→ Work required:
In the lines below, find how many contain the word "根据材料并结合所学" and report that figure alone.

→ Dataset entries:
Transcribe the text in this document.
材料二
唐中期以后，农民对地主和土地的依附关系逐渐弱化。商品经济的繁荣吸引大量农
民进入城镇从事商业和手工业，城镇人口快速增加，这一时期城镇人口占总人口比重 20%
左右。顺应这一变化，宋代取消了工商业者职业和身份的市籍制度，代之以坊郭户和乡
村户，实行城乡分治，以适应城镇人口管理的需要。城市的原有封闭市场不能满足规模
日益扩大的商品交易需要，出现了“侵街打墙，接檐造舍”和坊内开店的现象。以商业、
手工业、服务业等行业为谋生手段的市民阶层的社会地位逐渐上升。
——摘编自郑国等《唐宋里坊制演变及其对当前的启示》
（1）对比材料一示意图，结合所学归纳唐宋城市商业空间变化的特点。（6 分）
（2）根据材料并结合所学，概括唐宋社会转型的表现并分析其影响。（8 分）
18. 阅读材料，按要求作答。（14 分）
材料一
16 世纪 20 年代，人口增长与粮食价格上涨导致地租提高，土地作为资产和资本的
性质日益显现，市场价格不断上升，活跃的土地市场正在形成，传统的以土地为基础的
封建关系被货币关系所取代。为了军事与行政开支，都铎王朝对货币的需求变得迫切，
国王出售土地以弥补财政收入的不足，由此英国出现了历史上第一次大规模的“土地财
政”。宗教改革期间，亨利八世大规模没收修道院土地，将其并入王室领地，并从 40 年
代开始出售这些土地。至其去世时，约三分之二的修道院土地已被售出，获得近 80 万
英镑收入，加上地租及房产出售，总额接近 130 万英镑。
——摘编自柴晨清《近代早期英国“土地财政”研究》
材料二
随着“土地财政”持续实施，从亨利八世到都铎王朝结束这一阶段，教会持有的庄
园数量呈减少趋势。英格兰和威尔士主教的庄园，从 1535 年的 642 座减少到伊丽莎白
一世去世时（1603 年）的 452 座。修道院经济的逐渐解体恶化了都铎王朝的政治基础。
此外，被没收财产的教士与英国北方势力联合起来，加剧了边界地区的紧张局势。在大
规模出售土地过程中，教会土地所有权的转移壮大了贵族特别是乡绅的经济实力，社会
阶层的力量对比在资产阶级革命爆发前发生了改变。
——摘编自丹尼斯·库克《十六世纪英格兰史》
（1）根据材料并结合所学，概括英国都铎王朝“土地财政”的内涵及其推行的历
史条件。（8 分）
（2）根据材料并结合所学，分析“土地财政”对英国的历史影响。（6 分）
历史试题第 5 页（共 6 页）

→ Reply to the exercise:
3